▸ **Exercise objective**
Copy everything in the listing below word for word, apart from any images.

▸ **Data**
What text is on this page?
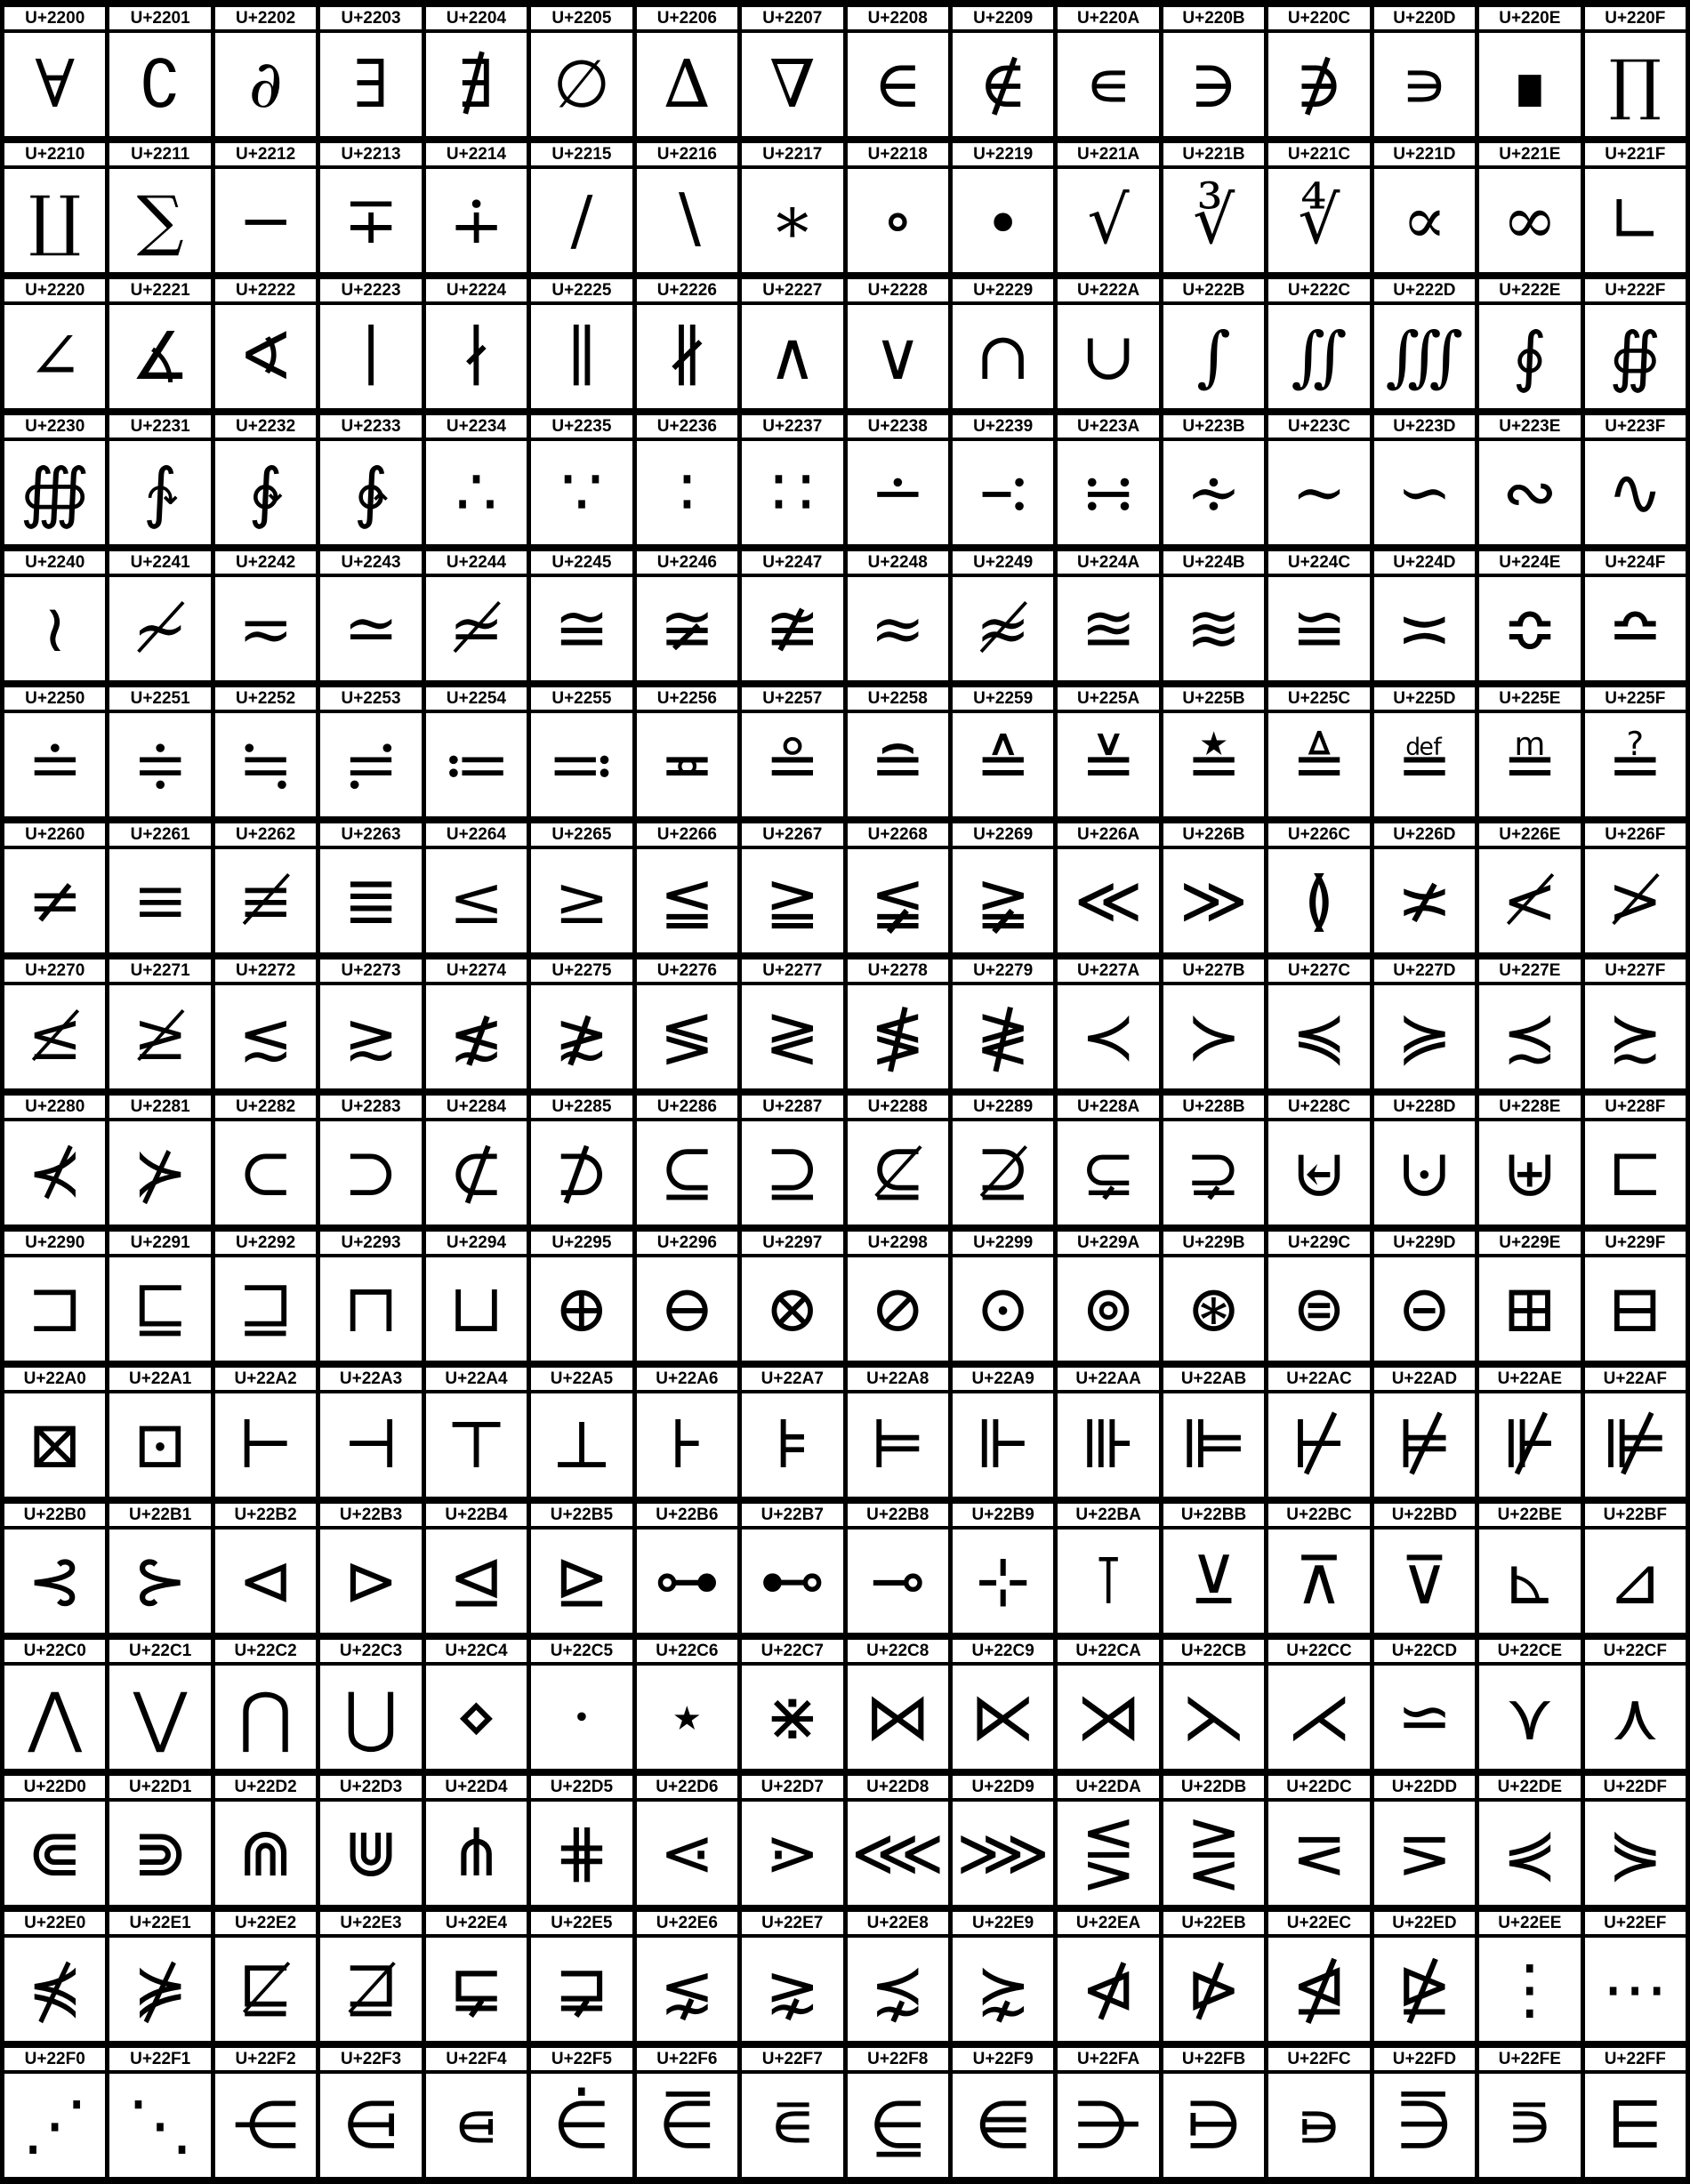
U+2200	U+2201	U+2202	U+2203	U+2204	U+2205	U+2206	U+2207	U+2208	U+2209	U+220A	U+220B	U+220C	U+220D	U+220E	U+220F
∀	∁	∂	∃	∄	∅	∆	∇	∈	∉	∊	∋	∌	∍	∎	∏
U+2210	U+2211	U+2212	U+2213	U+2214	U+2215	U+2216	U+2217	U+2218	U+2219	U+221A	U+221B	U+221C	U+221D	U+221E	U+221F
∐	∑	−	∓	∔	∕	∖	∗	∘	∙	√	∛	∜	∝	∞	∟
U+2220	U+2221	U+2222	U+2223	U+2224	U+2225	U+2226	U+2227	U+2228	U+2229	U+222A	U+222B	U+222C	U+222D	U+222E	U+222F
∠	∡	∢	∣	∤	∥	∦	∧	∨	∩	∪	∫	∬	∭	∮	∯
U+2230	U+2231	U+2232	U+2233	U+2234	U+2235	U+2236	U+2237	U+2238	U+2239	U+223A	U+223B	U+223C	U+223D	U+223E	U+223F
∰	∱	∲	∳	∴	∵	∶	∷	∸	∹	∺	∻	∼	∽	∾	∿
U+2240	U+2241	U+2242	U+2243	U+2244	U+2245	U+2246	U+2247	U+2248	U+2249	U+224A	U+224B	U+224C	U+224D	U+224E	U+224F
≀	≁	≂	≃	≄	≅	≆	≇	≈	≉	≊	≋	≌	≍	≎	≏
U+2250	U+2251	U+2252	U+2253	U+2254	U+2255	U+2256	U+2257	U+2258	U+2259	U+225A	U+225B	U+225C	U+225D	U+225E	U+225F
≐	≑	≒	≓	≔	≕	≖	≗	≘	≙	≚	≛	≜	≝	≞	≟
U+2260	U+2261	U+2262	U+2263	U+2264	U+2265	U+2266	U+2267	U+2268	U+2269	U+226A	U+226B	U+226C	U+226D	U+226E	U+226F
≠	≡	≢	≣	≤	≥	≦	≧	≨	≩	≪	≫	≬	≭	≮	≯
U+2270	U+2271	U+2272	U+2273	U+2274	U+2275	U+2276	U+2277	U+2278	U+2279	U+227A	U+227B	U+227C	U+227D	U+227E	U+227F
≰	≱	≲	≳	≴	≵	≶	≷	≸	≹	≺	≻	≼	≽	≾	≿
U+2280	U+2281	U+2282	U+2283	U+2284	U+2285	U+2286	U+2287	U+2288	U+2289	U+228A	U+228B	U+228C	U+228D	U+228E	U+228F
⊀	⊁	⊂	⊃	⊄	⊅	⊆	⊇	⊈	⊉	⊊	⊋	⊌	⊍	⊎	⊏
U+2290	U+2291	U+2292	U+2293	U+2294	U+2295	U+2296	U+2297	U+2298	U+2299	U+229A	U+229B	U+229C	U+229D	U+229E	U+229F
⊐	⊑	⊒	⊓	⊔	⊕	⊖	⊗	⊘	⊙	⊚	⊛	⊜	⊝	⊞	⊟
U+22A0	U+22A1	U+22A2	U+22A3	U+22A4	U+22A5	U+22A6	U+22A7	U+22A8	U+22A9	U+22AA	U+22AB	U+22AC	U+22AD	U+22AE	U+22AF
⊠	⊡	⊢	⊣	⊤	⊥	⊦	⊧	⊨	⊩	⊪	⊫	⊬	⊭	⊮	⊯
U+22B0	U+22B1	U+22B2	U+22B3	U+22B4	U+22B5	U+22B6	U+22B7	U+22B8	U+22B9	U+22BA	U+22BB	U+22BC	U+22BD	U+22BE	U+22BF
⊰	⊱	⊲	⊳	⊴	⊵	⊶	⊷	⊸	⊹	⊺	⊻	⊼	⊽	⊾	⊿
U+22C0	U+22C1	U+22C2	U+22C3	U+22C4	U+22C5	U+22C6	U+22C7	U+22C8	U+22C9	U+22CA	U+22CB	U+22CC	U+22CD	U+22CE	U+22CF
⋀	⋁	⋂	⋃	⋄	⋅	⋆	⋇	⋈	⋉	⋊	⋋	⋌	⋍	⋎	⋏
U+22D0	U+22D1	U+22D2	U+22D3	U+22D4	U+22D5	U+22D6	U+22D7	U+22D8	U+22D9	U+22DA	U+22DB	U+22DC	U+22DD	U+22DE	U+22DF
⋐	⋑	⋒	⋓	⋔	⋕	⋖	⋗	⋘	⋙	⋚	⋛	⋜	⋝	⋞	⋟
U+22E0	U+22E1	U+22E2	U+22E3	U+22E4	U+22E5	U+22E6	U+22E7	U+22E8	U+22E9	U+22EA	U+22EB	U+22EC	U+22ED	U+22EE	U+22EF
⋠	⋡	⋢	⋣	⋤	⋥	⋦	⋧	⋨	⋩	⋪	⋫	⋬	⋭	⋮	⋯
U+22F0	U+22F1	U+22F2	U+22F3	U+22F4	U+22F5	U+22F6	U+22F7	U+22F8	U+22F9	U+22FA	U+22FB	U+22FC	U+22FD	U+22FE	U+22FF
⋰	⋱	⋲	⋳	⋴	⋵	⋶	⋷	⋸	⋹	⋺	⋻	⋼	⋽	⋾	⋿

▸ **Output of the exercise**
What text is on this page?
U+2200	U+2201	U+2202	U+2203	U+2204	U+2205	U+2206	U+2207	U+2208	U+2209	U+220A	U+220B	U+220C	U+220D	U+220E	U+220F
∀	∁	∂	∃	∄	∅	∆	∇	∈	∉	∊	∋	∌	∍	∎	∏
U+2210	U+2211	U+2212	U+2213	U+2214	U+2215	U+2216	U+2217	U+2218	U+2219	U+221A	U+221B	U+221C	U+221D	U+221E	U+221F
∐	∑	−	∓	∔	∕	∖	∗	∘	∙	√	∛	∜	∝	∞	∟
U+2220	U+2221	U+2222	U+2223	U+2224	U+2225	U+2226	U+2227	U+2228	U+2229	U+222A	U+222B	U+222C	U+222D	U+222E	U+222F
∠	∡	∢	∣	∤	∥	∦	∧	∨	∩	∪	∫	∬	∭	∮	∯
U+2230	U+2231	U+2232	U+2233	U+2234	U+2235	U+2236	U+2237	U+2238	U+2239	U+223A	U+223B	U+223C	U+223D	U+223E	U+223F
∰	∱	∲	∳	∴	∵	∶	∷	∸	∹	∺	∻	∼	∽	∾	∿
U+2240	U+2241	U+2242	U+2243	U+2244	U+2245	U+2246	U+2247	U+2248	U+2249	U+224A	U+224B	U+224C	U+224D	U+224E	U+224F
≀	≁	≂	≃	≄	≅	≆	≇	≈	≉	≊	≋	≌	≍	≎	≏
U+2250	U+2251	U+2252	U+2253	U+2254	U+2255	U+2256	U+2257	U+2258	U+2259	U+225A	U+225B	U+225C	U+225D	U+225E	U+225F
≐	≑	≒	≓	≔	≕	≖	≗	≘	≙	≚	≛	≜	≝	≞	≟
U+2260	U+2261	U+2262	U+2263	U+2264	U+2265	U+2266	U+2267	U+2268	U+2269	U+226A	U+226B	U+226C	U+226D	U+226E	U+226F
≠	≡	≢	≣	≤	≥	≦	≧	≨	≩	≪	≫	≬	≭	≮	≯
U+2270	U+2271	U+2272	U+2273	U+2274	U+2275	U+2276	U+2277	U+2278	U+2279	U+227A	U+227B	U+227C	U+227D	U+227E	U+227F
≰	≱	≲	≳	≴	≵	≶	≷	≸	≹	≺	≻	≼	≽	≾	≿
U+2280	U+2281	U+2282	U+2283	U+2284	U+2285	U+2286	U+2287	U+2288	U+2289	U+228A	U+228B	U+228C	U+228D	U+228E	U+228F
⊀	⊁	⊂	⊃	⊄	⊅	⊆	⊇	⊈	⊉	⊊	⊋	⊌	⊍	⊎	⊏
U+2290	U+2291	U+2292	U+2293	U+2294	U+2295	U+2296	U+2297	U+2298	U+2299	U+229A	U+229B	U+229C	U+229D	U+229E	U+229F
⊐	⊑	⊒	⊓	⊔	⊕	⊖	⊗	⊘	⊙	⊚	⊛	⊜	⊝	⊞	⊟
U+22A0	U+22A1	U+22A2	U+22A3	U+22A4	U+22A5	U+22A6	U+22A7	U+22A8	U+22A9	U+22AA	U+22AB	U+22AC	U+22AD	U+22AE	U+22AF
⊠	⊡	⊢	⊣	⊤	⊥	⊦	⊧	⊨	⊩	⊪	⊫	⊬	⊭	⊮	⊯
U+22B0	U+22B1	U+22B2	U+22B3	U+22B4	U+22B5	U+22B6	U+22B7	U+22B8	U+22B9	U+22BA	U+22BB	U+22BC	U+22BD	U+22BE	U+22BF
⊰	⊱	⊲	⊳	⊴	⊵	⊶	⊷	⊸	⊹	⊺	⊻	⊼	⊽	⊾	⊿
U+22C0	U+22C1	U+22C2	U+22C3	U+22C4	U+22C5	U+22C6	U+22C7	U+22C8	U+22C9	U+22CA	U+22CB	U+22CC	U+22CD	U+22CE	U+22CF
⋀	⋁	⋂	⋃	⋄	⋅	⋆	⋇	⋈	⋉	⋊	⋋	⋌	⋍	⋎	⋏
U+22D0	U+22D1	U+22D2	U+22D3	U+22D4	U+22D5	U+22D6	U+22D7	U+22D8	U+22D9	U+22DA	U+22DB	U+22DC	U+22DD	U+22DE	U+22DF
⋐	⋑	⋒	⋓	⋔	⋕	⋖	⋗	⋘	⋙	⋚	⋛	⋜	⋝	⋞	⋟
U+22E0	U+22E1	U+22E2	U+22E3	U+22E4	U+22E5	U+22E6	U+22E7	U+22E8	U+22E9	U+22EA	U+22EB	U+22EC	U+22ED	U+22EE	U+22EF
⋠	⋡	⋢	⋣	⋤	⋥	⋦	⋧	⋨	⋩	⋪	⋫	⋬	⋭	⋮	⋯
U+22F0	U+22F1	U+22F2	U+22F3	U+22F4	U+22F5	U+22F6	U+22F7	U+22F8	U+22F9	U+22FA	U+22FB	U+22FC	U+22FD	U+22FE	U+22FF
⋰	⋱	⋲	⋳	⋴	⋵	⋶	⋷	⋸	⋹	⋺	⋻	⋼	⋽	⋾	⋿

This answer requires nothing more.